__Exercise aim__:
Copy each line exactly.

>>>

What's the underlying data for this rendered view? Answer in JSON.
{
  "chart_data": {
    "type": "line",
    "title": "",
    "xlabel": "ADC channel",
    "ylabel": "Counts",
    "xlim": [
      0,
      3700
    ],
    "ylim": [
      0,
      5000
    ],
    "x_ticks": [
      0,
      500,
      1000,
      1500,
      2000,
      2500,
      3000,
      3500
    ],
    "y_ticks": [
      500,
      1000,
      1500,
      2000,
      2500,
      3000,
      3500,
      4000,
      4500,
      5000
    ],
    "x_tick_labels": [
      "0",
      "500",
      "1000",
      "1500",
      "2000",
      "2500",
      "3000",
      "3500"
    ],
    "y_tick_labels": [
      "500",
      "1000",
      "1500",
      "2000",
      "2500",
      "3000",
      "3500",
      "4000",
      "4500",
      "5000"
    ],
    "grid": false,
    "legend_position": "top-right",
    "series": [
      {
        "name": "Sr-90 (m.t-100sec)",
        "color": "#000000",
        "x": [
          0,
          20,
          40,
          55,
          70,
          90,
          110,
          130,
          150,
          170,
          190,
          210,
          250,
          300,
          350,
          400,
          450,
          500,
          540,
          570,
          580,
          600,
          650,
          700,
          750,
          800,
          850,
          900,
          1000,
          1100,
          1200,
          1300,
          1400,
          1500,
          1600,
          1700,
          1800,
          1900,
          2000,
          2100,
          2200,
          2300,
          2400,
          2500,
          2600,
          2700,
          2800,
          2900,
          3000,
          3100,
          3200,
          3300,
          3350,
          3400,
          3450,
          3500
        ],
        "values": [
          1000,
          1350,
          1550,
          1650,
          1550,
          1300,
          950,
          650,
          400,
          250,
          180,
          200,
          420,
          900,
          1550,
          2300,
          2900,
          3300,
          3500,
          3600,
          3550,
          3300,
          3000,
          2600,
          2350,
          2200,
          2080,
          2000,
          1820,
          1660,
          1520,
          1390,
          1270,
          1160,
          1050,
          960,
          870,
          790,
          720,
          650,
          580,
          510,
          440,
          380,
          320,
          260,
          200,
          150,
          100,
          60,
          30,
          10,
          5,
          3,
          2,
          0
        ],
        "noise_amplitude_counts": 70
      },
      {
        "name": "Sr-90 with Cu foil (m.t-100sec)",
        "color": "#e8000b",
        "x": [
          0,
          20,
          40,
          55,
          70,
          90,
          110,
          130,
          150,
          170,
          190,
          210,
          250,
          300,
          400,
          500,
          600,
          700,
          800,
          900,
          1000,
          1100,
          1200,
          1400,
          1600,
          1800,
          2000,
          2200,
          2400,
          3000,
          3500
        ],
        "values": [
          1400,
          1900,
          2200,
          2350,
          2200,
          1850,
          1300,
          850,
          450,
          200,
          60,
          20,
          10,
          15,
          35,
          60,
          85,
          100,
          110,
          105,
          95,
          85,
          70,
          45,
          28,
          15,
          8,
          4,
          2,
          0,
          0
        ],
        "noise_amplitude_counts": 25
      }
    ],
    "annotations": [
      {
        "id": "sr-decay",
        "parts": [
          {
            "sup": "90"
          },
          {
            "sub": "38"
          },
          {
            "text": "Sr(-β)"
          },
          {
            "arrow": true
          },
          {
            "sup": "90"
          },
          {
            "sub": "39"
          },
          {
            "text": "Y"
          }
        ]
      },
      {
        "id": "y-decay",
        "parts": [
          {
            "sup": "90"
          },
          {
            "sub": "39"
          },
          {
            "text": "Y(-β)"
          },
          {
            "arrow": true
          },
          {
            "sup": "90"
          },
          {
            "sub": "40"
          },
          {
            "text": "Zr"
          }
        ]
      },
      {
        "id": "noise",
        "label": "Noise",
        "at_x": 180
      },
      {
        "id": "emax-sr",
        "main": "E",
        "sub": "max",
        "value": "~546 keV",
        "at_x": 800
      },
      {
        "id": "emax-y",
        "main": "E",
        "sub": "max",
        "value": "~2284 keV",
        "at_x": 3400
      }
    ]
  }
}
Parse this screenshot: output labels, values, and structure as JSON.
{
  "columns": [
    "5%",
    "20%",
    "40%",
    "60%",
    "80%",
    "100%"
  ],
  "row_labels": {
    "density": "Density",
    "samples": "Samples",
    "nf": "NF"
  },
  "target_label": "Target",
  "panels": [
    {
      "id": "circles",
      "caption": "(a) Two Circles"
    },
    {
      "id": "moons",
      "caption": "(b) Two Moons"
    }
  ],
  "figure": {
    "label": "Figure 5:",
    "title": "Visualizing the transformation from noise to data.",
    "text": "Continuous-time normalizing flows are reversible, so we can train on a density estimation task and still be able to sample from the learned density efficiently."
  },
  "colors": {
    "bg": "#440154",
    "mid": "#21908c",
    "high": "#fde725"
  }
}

<<<

__Finished task__:
What's the underlying data for this rendered view? Answer in JSON.
{
  "chart_data": {
    "type": "line",
    "title": "",
    "xlabel": "ADC channel",
    "ylabel": "Counts",
    "xlim": [
      0,
      3700
    ],
    "ylim": [
      0,
      5000
    ],
    "x_ticks": [
      0,
      500,
      1000,
      1500,
      2000,
      2500,
      3000,
      3500
    ],
    "y_ticks": [
      500,
      1000,
      1500,
      2000,
      2500,
      3000,
      3500,
      4000,
      4500,
      5000
    ],
    "x_tick_labels": [
      "0",
      "500",
      "1000",
      "1500",
      "2000",
      "2500",
      "3000",
      "3500"
    ],
    "y_tick_labels": [
      "500",
      "1000",
      "1500",
      "2000",
      "2500",
      "3000",
      "3500",
      "4000",
      "4500",
      "5000"
    ],
    "grid": false,
    "legend_position": "top-right",
    "series": [
      {
        "name": "Sr-90 (m.t-100sec)",
        "color": "#000000",
        "x": [
          0,
          20,
          40,
          55,
          70,
          90,
          110,
          130,
          150,
          170,
          190,
          210,
          250,
          300,
          350,
          400,
          450,
          500,
          540,
          570,
          580,
          600,
          650,
          700,
          750,
          800,
          850,
          900,
          1000,
          1100,
          1200,
          1300,
          1400,
          1500,
          1600,
          1700,
          1800,
          1900,
          2000,
          2100,
          2200,
          2300,
          2400,
          2500,
          2600,
          2700,
          2800,
          2900,
          3000,
          3100,
          3200,
          3300,
          3350,
          3400,
          3450,
          3500
        ],
        "values": [
          1000,
          1350,
          1550,
          1650,
          1550,
          1300,
          950,
          650,
          400,
          250,
          180,
          200,
          420,
          900,
          1550,
          2300,
          2900,
          3300,
          3500,
          3600,
          3550,
          3300,
          3000,
          2600,
          2350,
          2200,
          2080,
          2000,
          1820,
          1660,
          1520,
          1390,
          1270,
          1160,
          1050,
          960,
          870,
          790,
          720,
          650,
          580,
          510,
          440,
          380,
          320,
          260,
          200,
          150,
          100,
          60,
          30,
          10,
          5,
          3,
          2,
          0
        ],
        "noise_amplitude_counts": 70
      },
      {
        "name": "Sr-90 with Cu foil (m.t-100sec)",
        "color": "#e8000b",
        "x": [
          0,
          20,
          40,
          55,
          70,
          90,
          110,
          130,
          150,
          170,
          190,
          210,
          250,
          300,
          400,
          500,
          600,
          700,
          800,
          900,
          1000,
          1100,
          1200,
          1400,
          1600,
          1800,
          2000,
          2200,
          2400,
          3000,
          3500
        ],
        "values": [
          1400,
          1900,
          2200,
          2350,
          2200,
          1850,
          1300,
          850,
          450,
          200,
          60,
          20,
          10,
          15,
          35,
          60,
          85,
          100,
          110,
          105,
          95,
          85,
          70,
          45,
          28,
          15,
          8,
          4,
          2,
          0,
          0
        ],
        "noise_amplitude_counts": 25
      }
    ],
    "annotations": [
      {
        "id": "sr-decay",
        "parts": [
          {
            "sup": "90"
          },
          {
            "sub": "38"
          },
          {
            "text": "Sr(-β)"
          },
          {
            "arrow": true
          },
          {
            "sup": "90"
          },
          {
            "sub": "39"
          },
          {
            "text": "Y"
          }
        ]
      },
      {
        "id": "y-decay",
        "parts": [
          {
            "sup": "90"
          },
          {
            "sub": "39"
          },
          {
            "text": "Y(-β)"
          },
          {
            "arrow": true
          },
          {
            "sup": "90"
          },
          {
            "sub": "40"
          },
          {
            "text": "Zr"
          }
        ]
      },
      {
        "id": "noise",
        "label": "Noise",
        "at_x": 180
      },
      {
        "id": "emax-sr",
        "main": "E",
        "sub": "max",
        "value": "~546 keV",
        "at_x": 800
      },
      {
        "id": "emax-y",
        "main": "E",
        "sub": "max",
        "value": "~2284 keV",
        "at_x": 3400
      }
    ]
  }
}
Parse this screenshot: output labels, values, and structure as JSON.
{
  "columns": [
    "5%",
    "20%",
    "40%",
    "60%",
    "80%",
    "100%"
  ],
  "row_labels": {
    "density": "Density",
    "samples": "Samples",
    "nf": "NF"
  },
  "target_label": "Target",
  "panels": [
    {
      "id": "circles",
      "caption": "(a) Two Circles"
    },
    {
      "id": "moons",
      "caption": "(b) Two Moons"
    }
  ],
  "figure": {
    "label": "Figure 5:",
    "title": "Visualizing the transformation from noise to data.",
    "text": "Continuous-time normalizing flows are reversible, so we can train on a density estimation task and still be able to sample from the learned density efficiently."
  },
  "colors": {
    "bg": "#440154",
    "mid": "#21908c",
    "high": "#fde725"
  }
}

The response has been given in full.